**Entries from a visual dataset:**

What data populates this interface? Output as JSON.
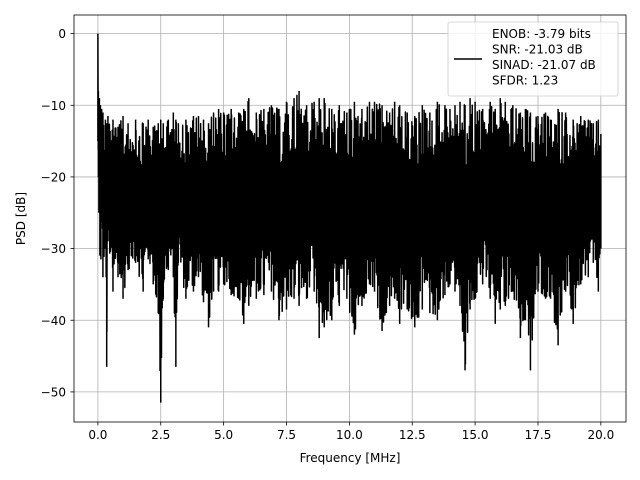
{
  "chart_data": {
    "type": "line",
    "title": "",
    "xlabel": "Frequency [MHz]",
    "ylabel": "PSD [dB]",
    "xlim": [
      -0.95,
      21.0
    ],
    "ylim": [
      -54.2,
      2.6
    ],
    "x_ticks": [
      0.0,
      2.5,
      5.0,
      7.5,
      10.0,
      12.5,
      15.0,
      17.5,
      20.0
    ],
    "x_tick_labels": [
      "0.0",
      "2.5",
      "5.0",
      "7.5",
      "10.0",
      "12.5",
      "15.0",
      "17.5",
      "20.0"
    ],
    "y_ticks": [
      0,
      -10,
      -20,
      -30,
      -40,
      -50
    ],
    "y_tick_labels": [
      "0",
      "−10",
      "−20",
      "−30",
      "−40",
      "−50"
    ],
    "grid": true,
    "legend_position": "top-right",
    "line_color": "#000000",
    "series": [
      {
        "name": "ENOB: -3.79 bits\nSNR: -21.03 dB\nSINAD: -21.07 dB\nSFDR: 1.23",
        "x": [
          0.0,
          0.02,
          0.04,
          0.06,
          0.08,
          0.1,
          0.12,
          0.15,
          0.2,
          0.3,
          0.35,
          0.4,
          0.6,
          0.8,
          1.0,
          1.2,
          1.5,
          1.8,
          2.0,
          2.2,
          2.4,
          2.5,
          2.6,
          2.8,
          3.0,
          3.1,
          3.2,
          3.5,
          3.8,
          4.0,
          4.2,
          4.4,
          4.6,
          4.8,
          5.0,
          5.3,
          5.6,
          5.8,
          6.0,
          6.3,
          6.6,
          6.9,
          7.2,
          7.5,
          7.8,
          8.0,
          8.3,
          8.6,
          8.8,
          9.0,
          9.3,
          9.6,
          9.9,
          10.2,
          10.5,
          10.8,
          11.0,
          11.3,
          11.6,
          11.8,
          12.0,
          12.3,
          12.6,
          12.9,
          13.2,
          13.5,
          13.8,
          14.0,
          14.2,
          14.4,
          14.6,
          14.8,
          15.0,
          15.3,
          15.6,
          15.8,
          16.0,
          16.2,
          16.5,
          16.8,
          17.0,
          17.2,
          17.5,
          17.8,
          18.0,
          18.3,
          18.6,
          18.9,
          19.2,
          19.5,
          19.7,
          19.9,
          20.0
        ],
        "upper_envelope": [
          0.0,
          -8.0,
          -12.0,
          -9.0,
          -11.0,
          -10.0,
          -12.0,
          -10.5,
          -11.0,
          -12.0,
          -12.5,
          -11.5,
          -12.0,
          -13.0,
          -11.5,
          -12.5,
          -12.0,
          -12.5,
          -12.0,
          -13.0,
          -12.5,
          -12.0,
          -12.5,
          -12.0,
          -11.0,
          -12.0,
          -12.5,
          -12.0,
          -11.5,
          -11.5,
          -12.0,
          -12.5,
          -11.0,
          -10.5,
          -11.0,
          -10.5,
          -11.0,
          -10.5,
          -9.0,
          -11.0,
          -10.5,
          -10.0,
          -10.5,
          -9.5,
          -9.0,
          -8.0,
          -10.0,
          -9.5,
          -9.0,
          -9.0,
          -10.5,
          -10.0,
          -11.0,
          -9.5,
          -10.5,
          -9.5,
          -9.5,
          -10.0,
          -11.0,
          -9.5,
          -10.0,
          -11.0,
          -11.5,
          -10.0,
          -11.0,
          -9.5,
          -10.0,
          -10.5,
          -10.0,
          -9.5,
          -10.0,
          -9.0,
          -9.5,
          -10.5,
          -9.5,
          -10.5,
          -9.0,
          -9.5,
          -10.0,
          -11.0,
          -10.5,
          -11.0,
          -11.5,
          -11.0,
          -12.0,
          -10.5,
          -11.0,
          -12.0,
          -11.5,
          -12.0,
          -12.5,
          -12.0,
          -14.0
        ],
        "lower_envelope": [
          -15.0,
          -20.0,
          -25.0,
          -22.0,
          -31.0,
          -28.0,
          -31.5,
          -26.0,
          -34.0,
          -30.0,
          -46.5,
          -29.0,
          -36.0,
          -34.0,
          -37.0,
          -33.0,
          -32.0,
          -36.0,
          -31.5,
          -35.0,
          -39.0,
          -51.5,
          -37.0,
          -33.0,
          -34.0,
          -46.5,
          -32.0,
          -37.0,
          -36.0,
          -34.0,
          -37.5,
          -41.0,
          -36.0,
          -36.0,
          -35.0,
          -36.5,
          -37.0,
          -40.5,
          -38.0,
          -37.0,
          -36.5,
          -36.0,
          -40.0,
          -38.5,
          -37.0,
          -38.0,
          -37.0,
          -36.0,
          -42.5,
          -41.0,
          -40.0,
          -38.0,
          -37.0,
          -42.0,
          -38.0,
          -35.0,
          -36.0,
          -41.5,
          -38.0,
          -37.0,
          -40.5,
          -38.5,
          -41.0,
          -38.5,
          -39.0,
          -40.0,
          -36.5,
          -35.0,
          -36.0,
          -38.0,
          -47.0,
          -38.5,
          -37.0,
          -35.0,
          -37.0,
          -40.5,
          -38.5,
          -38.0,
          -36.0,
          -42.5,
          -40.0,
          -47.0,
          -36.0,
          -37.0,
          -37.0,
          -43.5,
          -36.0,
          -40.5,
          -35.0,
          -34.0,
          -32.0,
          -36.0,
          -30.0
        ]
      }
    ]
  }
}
==
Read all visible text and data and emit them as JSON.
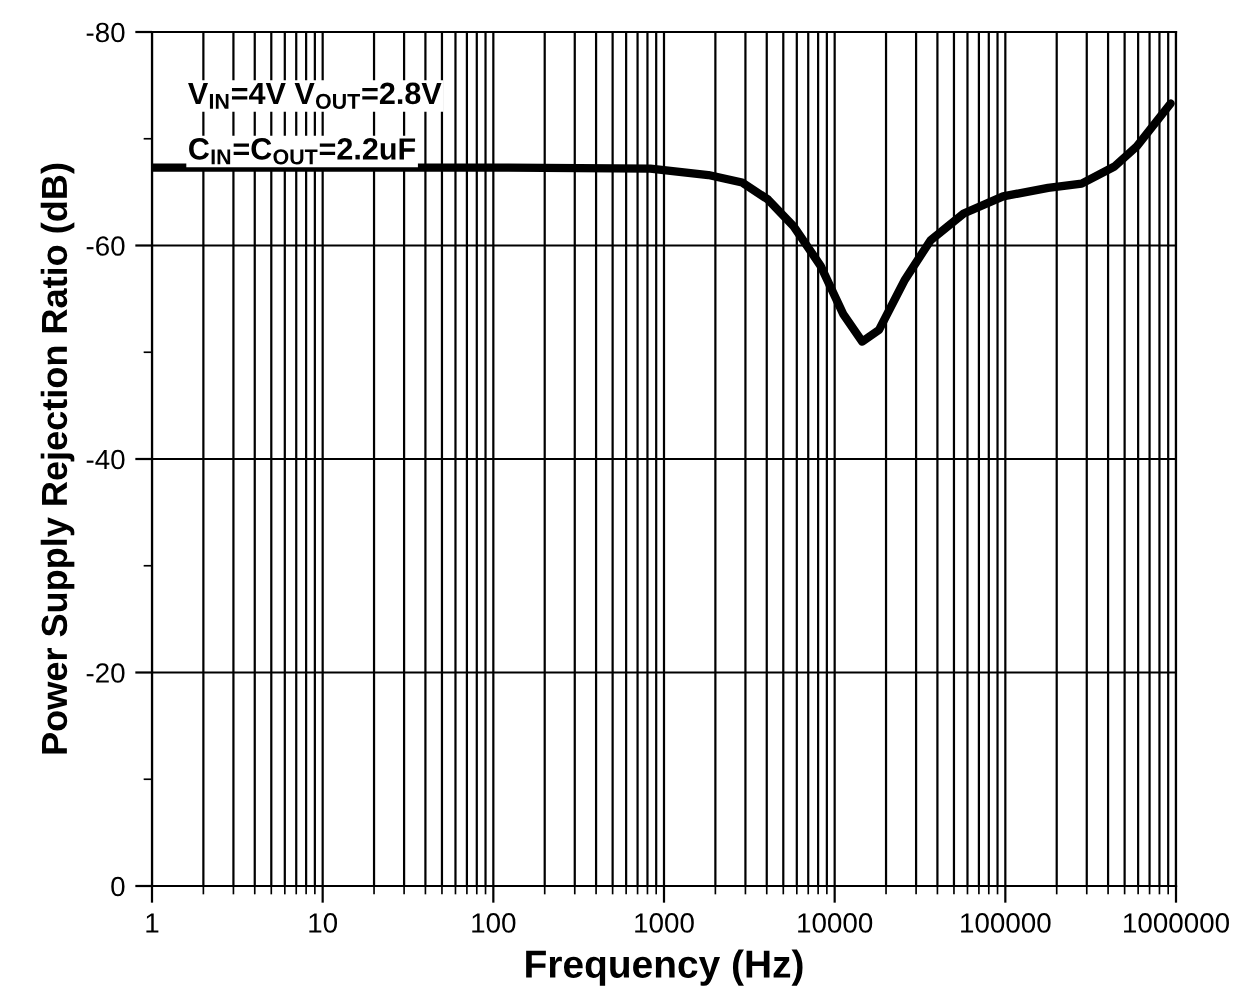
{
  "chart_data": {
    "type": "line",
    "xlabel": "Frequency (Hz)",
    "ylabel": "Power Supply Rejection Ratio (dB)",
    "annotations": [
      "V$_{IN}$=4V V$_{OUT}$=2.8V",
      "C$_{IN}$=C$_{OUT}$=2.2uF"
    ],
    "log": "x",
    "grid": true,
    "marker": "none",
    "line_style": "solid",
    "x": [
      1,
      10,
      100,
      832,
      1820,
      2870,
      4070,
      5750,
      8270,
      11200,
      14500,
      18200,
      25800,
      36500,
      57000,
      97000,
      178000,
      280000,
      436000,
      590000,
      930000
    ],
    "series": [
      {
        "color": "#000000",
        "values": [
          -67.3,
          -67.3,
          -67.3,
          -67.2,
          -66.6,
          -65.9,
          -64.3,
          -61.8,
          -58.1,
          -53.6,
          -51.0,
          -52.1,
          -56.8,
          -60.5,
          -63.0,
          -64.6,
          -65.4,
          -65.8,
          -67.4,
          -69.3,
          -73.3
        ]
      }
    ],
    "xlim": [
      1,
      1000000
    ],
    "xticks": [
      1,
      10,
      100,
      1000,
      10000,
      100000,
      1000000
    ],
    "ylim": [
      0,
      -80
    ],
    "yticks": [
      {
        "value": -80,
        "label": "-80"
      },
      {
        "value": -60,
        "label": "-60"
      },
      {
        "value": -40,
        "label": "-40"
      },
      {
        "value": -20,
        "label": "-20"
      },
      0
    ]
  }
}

**Exercise task:** Copy out each line of the listing that holds "xlabel".

**Exercise solution:**
    "xlabel": "Frequency [MHz]",
    "xlabel": "Frequency (Hz)",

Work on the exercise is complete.